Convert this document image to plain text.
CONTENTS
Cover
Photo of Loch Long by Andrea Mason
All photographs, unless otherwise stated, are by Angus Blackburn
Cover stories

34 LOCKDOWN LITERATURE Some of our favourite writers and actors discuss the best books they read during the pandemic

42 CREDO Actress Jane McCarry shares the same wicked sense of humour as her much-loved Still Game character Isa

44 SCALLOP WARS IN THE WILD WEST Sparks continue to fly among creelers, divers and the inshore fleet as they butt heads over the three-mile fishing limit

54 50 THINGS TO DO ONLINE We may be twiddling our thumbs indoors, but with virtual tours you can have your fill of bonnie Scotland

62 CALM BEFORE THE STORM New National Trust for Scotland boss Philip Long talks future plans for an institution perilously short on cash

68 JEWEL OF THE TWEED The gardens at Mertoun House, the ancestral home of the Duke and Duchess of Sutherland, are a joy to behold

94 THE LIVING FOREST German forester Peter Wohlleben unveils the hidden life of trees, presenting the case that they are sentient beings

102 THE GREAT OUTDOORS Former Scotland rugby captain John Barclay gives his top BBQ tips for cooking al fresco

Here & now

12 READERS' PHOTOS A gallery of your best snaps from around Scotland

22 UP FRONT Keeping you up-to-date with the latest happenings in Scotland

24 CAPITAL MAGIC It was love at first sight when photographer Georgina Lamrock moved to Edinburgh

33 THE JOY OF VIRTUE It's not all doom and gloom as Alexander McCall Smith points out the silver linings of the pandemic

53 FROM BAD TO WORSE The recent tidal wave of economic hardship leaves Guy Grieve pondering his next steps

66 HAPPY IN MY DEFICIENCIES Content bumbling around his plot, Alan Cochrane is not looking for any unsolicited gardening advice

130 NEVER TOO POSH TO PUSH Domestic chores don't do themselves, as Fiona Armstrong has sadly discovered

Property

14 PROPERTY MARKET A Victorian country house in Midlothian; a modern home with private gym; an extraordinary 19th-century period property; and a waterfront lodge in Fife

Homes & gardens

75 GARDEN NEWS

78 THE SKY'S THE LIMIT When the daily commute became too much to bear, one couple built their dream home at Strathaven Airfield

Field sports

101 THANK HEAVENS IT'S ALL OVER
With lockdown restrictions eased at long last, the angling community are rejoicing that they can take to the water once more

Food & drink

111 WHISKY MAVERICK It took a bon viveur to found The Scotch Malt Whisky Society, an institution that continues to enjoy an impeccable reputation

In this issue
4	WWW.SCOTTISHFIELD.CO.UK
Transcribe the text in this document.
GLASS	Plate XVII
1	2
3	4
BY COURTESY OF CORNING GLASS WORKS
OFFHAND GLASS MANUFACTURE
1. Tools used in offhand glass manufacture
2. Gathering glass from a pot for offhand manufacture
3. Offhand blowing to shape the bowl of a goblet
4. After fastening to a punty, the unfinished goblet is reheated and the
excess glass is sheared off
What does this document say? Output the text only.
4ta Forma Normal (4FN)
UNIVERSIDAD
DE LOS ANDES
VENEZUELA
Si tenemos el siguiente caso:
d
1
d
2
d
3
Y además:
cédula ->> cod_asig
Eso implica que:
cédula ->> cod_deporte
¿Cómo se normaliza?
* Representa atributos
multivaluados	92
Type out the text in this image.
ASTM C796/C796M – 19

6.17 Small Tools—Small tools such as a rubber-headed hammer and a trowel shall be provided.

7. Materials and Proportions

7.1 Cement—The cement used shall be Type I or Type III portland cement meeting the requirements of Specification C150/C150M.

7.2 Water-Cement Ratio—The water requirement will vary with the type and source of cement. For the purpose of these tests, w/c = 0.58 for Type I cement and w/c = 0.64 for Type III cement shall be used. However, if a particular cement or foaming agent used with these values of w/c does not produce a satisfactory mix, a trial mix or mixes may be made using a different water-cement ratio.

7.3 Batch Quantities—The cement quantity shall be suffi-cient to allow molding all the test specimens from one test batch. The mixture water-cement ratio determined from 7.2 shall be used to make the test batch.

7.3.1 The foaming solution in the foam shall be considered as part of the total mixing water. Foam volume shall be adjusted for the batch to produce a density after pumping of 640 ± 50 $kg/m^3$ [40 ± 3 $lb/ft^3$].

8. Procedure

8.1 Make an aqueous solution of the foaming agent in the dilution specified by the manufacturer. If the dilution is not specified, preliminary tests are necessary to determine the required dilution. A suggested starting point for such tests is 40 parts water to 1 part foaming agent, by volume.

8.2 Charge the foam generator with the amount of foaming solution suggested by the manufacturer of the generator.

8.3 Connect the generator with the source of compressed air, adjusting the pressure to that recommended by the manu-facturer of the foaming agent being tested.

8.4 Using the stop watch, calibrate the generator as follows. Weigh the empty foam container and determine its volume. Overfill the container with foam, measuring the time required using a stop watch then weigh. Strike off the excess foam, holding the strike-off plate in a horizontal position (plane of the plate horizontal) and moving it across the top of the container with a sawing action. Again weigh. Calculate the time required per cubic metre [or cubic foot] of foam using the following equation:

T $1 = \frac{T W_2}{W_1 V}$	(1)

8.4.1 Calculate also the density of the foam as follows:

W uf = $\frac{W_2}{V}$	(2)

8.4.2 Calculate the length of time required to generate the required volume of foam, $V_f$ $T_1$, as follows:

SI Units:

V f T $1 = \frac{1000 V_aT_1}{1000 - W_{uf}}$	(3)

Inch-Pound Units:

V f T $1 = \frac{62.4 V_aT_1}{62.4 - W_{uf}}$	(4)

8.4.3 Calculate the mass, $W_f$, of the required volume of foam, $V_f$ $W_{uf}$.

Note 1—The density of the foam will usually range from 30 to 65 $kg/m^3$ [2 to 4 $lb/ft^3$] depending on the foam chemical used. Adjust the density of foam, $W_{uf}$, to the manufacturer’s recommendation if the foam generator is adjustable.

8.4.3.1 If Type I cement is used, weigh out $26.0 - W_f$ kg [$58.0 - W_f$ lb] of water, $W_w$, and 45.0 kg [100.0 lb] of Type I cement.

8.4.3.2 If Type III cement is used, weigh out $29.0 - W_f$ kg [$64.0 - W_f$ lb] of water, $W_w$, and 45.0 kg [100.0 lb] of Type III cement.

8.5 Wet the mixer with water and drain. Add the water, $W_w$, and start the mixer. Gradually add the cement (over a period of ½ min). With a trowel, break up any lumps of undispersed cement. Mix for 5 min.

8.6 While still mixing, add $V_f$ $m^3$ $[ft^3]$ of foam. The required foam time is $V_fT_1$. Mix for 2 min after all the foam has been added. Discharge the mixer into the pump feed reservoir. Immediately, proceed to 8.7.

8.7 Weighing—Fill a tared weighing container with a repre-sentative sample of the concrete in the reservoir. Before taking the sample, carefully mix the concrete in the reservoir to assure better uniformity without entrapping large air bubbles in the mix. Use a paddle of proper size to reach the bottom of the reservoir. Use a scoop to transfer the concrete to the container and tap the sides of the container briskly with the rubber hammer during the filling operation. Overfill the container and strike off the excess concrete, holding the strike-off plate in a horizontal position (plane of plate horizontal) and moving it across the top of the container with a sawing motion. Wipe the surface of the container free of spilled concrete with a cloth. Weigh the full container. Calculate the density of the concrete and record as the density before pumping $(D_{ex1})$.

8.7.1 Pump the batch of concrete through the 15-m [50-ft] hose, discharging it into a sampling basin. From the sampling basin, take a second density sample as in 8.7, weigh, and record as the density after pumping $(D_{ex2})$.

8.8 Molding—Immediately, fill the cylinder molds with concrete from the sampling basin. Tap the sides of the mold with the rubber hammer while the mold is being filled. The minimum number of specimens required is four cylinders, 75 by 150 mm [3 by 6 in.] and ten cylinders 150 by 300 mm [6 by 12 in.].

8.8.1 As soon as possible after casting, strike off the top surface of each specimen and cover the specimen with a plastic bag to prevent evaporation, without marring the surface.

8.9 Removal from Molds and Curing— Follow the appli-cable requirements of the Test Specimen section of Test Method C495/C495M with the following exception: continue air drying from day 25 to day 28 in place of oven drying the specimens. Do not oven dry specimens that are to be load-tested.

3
============
== Directions ==
Find every line of the data that holds the string "gardens", then say how many there are and nothing else.

== Task response ==
2